--- start Data for this task ---
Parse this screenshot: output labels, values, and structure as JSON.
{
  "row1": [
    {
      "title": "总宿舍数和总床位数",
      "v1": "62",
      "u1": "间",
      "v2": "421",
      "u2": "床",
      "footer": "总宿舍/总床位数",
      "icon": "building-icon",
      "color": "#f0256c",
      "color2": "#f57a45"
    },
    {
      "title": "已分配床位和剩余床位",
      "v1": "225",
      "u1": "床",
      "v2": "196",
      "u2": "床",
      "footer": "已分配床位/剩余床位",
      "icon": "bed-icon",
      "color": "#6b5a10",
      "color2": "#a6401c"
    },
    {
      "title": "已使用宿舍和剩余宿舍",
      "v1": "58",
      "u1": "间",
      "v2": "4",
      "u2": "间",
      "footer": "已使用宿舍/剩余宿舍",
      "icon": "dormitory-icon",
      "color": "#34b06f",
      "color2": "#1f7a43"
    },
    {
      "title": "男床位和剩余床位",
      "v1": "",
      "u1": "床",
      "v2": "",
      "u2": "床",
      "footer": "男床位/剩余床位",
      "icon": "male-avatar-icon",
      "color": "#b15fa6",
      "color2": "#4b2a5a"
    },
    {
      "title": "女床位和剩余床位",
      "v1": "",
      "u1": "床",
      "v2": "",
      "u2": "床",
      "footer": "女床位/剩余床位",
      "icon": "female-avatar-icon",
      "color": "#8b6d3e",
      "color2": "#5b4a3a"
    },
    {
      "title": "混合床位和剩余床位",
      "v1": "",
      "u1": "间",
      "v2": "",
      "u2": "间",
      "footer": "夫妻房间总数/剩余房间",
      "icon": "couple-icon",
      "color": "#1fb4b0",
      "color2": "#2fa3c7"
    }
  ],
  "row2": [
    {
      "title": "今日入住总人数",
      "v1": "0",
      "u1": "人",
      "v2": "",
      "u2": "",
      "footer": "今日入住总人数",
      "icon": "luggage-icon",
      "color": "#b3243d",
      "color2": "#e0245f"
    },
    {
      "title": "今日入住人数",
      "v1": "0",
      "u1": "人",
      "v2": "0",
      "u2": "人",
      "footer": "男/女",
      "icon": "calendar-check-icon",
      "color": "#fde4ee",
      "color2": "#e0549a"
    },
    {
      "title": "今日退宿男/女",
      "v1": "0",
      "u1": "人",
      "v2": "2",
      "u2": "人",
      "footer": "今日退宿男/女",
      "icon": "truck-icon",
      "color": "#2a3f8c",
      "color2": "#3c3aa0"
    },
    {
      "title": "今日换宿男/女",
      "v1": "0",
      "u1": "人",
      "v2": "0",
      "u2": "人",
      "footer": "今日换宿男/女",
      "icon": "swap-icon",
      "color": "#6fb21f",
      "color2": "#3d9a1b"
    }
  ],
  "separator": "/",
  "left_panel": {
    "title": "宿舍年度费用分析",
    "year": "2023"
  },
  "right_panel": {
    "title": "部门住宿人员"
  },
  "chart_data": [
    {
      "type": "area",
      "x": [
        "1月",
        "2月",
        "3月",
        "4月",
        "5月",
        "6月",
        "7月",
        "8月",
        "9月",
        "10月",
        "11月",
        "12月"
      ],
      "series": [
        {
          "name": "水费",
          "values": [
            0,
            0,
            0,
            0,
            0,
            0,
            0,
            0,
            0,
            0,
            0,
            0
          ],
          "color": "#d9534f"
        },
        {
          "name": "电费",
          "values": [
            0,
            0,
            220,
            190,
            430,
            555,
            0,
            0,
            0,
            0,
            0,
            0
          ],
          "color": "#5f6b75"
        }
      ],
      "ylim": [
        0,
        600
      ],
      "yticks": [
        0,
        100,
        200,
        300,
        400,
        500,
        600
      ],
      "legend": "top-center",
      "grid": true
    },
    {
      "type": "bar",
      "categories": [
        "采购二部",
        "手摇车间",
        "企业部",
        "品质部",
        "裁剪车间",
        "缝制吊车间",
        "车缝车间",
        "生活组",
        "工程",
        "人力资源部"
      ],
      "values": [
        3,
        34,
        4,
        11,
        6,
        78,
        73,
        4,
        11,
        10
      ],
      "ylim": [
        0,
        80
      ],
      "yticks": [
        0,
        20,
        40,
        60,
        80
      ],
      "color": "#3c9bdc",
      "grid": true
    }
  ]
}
--- end Data for this task ---
» **Stated exercise**: Find the lines above holding the word "values" and show them.

» **Finished task**:
Parse this screenshot: output labels, values, and structure as JSON.
          "values": [
          "values": [
      "values": [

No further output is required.